[PROMPT A]:
Answer these questions using the forum thread:
(i) Which two books is the writer of the first post excited to get?
(ii) In the numbered parenting plan, which figures should Jesus be shown alongside?
(iii) What does the post beginning "To that I would add:" suggest teaching?
[PROMPT B]: Reproduce the forum thread word for word from "2) Teach them" up to and including "answer questions fully.".

I don't really feel like there is anything to "teach" about being atheist? Just the truth, really. That may sound as militant as a religious nut, but the truth speaks for itself...and for crying out loud...it IS true, hahaha!

I'm excited to get the parenting beyond belief & raising free thinkers books. I definitely agree that kids should be able to question authority! They shouldn't be *rude*...but nothing is rude about politely disagreeing or wondering!
post #333 of 684
Quote:
Originally Posted by super mamabug View Post
As far as teaching children I see no need to "teach" atheism as I find it difficult to teach non-belief. My parenting plan in regards to religion spirituality is -
1) Get them excited about science. We all have a need for awe and wonder in our lives. Teach them about biology, evolution, ecosystems and astronomy. Teach them to wonder at their small place in the universe.

2) Teach them the history and mythology of our species. The great hero stories of Greece and India. Teach them these stories along side biblical ones. Put them in their context. Show genesis along with other creation myths. Show Jesus with Horus, Mithras, and Krishna. They will live in a religious world and I do not want them being ignorant of that.

3) Teach them to question authority, and yes this includes me. This is a big one. It is difficult to buy into religion when you have been taught to question. Most religions do not welcome true questioning. One is expected to believe and have faith. If you are accustomed to questioning everything, it is difficult to 'fall in line' in order to have religion.

4) Be honest about my thoughts on god and how I arrived at them. Answer their questions as they come up. I will not preach atheism, but I won't hide it and I will answer questions fully.

5) Be prepared for the big questions. They will ask them. If you don't provide the answers someone else will.\
awesome plan! thanks for sharing... i need to write these on a notecard so i can refer to them as my dd grows
post #334 of 684
Super mamabug's suggestions are excellent.

To that I would add:
Teach them research and critical thinking skills.

Once I started reading the bible with a critical eye, and researching how and where the manuscripts were obtained and translated, along with the political climate of the day, Christianity just fell apart.
post #335 of 684
I know that you can't "teach", but for lack of a better term, I use it

Thanks for recommendations. I think for us, we're just going to be a lead by example type family, and answer questions as they come up.

Luckily, we live far away from my family who are the fundamentalist, so we don't have to be worried or concerned about constant inundation of religion. DH's family is another story though, but other then the fact that they just think we have no soul for not believing in god.
post #336 of 684
I get giddy just thinking about the day DS begins to question authority. I really do.
post #337 of 684
Quote:
Originally Posted by Contrariety View Post
I get giddy just thinking about the day DS begins to question authority. I really do.
Your son is lucky to have a mother who feels that way. I had great parents. But their one meaningful mistake was punishing me for questioning authority. I'm still working on undoing that programing.
post #338 of 684
Quote:
Originally Posted by hollyvangogh View Post
Your son is lucky to have a mother who feels that way. I had great parents. But their one meaningful mistake was punishing me for questioning authority. I'm still working on undoing that programing.
A HUGE 'yeah that' to this.

OMG it's been YEARS and I'm still working on it.
post #339 of 684
Quote:
Originally Posted by Contrariety View Post
I get giddy just thinking about the day DS begins to question authority. I really do.
Love this attitude too! I still have issues with standing up to those who are in authoritarian positions.
post #340 of 684
Yeah! Super Mamabug! and EFmom! Great Plan!!!
Contrariety & co: My mom was the "question authority" type and while I appreciate it in many ways, I must admit that I chafed many teachers and bosses over the years. I was beyond socially awkward! I worry about the balance between free thinker and social misfit. It can be hard to navigate in a culture where the herd mentality rules. Does this make any sense?

[EXCERPTED DATA]:
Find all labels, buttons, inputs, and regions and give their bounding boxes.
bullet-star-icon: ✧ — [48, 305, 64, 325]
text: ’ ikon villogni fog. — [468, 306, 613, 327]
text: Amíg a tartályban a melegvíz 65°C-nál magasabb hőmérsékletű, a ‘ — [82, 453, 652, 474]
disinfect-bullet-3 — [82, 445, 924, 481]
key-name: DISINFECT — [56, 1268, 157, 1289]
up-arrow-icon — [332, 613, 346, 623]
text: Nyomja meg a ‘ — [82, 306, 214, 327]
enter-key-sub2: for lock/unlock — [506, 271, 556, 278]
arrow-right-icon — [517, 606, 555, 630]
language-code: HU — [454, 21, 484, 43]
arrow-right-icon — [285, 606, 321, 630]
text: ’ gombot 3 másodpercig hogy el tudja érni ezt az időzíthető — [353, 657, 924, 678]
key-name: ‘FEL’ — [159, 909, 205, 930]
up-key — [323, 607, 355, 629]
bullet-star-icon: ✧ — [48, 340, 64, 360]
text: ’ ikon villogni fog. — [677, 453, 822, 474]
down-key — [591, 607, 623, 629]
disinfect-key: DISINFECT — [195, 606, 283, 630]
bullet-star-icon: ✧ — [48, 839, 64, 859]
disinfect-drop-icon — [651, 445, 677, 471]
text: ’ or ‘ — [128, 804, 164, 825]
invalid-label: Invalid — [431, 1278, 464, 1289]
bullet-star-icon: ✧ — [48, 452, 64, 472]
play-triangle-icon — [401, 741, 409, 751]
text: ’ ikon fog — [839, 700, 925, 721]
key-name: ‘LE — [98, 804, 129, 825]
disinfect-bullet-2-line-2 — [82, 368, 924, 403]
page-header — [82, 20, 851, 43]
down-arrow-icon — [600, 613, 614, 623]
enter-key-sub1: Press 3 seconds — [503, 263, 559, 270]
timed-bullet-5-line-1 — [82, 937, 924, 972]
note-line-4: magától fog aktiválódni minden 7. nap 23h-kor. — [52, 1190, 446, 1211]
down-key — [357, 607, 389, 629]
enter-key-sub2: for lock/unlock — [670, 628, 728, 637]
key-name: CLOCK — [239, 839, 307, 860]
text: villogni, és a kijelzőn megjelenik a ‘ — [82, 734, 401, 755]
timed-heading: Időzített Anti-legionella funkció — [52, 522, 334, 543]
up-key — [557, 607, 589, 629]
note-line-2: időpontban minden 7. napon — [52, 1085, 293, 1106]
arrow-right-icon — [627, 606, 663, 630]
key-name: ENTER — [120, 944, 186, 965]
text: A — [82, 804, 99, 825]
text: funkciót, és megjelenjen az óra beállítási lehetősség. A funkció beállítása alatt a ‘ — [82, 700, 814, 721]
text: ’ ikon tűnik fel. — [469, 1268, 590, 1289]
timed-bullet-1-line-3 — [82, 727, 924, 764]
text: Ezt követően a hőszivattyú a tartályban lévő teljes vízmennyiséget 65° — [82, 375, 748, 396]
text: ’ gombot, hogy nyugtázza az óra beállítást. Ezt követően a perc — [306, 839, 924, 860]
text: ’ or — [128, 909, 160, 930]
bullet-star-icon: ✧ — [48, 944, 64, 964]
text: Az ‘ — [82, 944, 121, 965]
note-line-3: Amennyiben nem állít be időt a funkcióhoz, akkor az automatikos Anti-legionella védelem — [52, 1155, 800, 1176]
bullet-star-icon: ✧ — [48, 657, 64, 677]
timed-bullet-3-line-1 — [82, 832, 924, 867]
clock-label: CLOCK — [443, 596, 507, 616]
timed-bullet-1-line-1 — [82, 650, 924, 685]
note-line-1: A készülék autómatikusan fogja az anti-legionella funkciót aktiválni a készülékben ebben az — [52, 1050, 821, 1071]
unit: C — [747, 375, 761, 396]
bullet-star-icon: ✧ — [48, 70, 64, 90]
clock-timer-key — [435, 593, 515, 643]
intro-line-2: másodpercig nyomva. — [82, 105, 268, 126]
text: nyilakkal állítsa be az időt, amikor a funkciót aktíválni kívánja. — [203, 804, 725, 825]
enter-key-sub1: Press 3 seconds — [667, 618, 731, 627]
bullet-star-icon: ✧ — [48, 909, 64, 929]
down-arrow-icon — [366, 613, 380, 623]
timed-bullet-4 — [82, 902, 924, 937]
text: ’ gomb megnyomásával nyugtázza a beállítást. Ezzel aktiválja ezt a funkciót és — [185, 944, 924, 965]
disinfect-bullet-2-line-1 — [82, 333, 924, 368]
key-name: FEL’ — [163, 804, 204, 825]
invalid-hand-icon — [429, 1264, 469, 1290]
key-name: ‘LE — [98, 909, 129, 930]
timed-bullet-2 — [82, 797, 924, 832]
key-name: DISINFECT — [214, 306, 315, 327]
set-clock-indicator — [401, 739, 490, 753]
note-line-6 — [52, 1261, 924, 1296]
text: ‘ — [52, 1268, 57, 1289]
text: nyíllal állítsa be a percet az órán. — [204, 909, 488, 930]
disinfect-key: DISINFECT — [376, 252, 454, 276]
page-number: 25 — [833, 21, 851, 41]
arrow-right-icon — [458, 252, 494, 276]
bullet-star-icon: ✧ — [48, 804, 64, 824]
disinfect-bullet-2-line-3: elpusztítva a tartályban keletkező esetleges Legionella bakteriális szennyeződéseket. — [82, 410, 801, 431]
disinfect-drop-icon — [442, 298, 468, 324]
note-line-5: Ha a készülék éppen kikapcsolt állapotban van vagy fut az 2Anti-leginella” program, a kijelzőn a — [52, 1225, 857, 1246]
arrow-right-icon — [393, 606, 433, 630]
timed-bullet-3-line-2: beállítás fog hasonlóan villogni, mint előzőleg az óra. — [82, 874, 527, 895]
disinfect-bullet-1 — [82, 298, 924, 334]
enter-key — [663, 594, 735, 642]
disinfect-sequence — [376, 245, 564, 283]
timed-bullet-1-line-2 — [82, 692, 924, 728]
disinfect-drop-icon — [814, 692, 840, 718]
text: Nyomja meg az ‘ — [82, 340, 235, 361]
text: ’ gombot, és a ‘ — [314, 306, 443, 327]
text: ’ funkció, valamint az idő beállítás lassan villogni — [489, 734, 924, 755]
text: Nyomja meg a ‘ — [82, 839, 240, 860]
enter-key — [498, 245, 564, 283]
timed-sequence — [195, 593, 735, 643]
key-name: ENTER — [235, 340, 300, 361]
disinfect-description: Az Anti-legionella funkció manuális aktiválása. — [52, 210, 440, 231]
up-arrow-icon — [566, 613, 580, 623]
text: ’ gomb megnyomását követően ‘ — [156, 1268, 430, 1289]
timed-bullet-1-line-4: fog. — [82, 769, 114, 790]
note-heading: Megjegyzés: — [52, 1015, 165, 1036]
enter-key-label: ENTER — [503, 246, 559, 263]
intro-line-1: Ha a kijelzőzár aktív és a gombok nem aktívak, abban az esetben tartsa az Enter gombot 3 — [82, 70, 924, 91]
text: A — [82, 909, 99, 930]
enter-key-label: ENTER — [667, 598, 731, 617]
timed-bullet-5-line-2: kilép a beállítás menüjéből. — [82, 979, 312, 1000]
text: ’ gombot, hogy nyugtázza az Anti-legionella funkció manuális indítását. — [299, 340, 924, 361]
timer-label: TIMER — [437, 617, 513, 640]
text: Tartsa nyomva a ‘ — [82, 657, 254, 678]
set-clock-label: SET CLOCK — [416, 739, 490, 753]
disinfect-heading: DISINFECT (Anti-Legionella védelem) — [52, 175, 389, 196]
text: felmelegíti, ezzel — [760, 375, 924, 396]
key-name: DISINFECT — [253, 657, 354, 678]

[FINAL ANSWER A]:
(i) Parenting Beyond Belief and Raising Free Thinkers.
(ii) Horus, Mithras, and Krishna.
(iii) Research and critical thinking skills.

[FINAL ANSWER B]:
2) Teach them the history and mythology of our species. The great hero stories of Greece and India. Teach them these stories along side biblical ones. Put them in their context. Show genesis along with other creation myths. Show Jesus with Horus, Mithras, and Krishna. They will live in a religious world and I do not want them being ignorant of that.

3) Teach them to question authority, and yes this includes me. This is a big one. It is difficult to buy into religion when you have been taught to question. Most religions do not welcome true questioning. One is expected to believe and have faith. If you are accustomed to questioning everything, it is difficult to 'fall in line' in order to have religion.

4) Be honest about my thoughts on god and how I arrived at them. Answer their questions as they come up. I will not preach atheism, but I won't hide it and I will answer questions fully.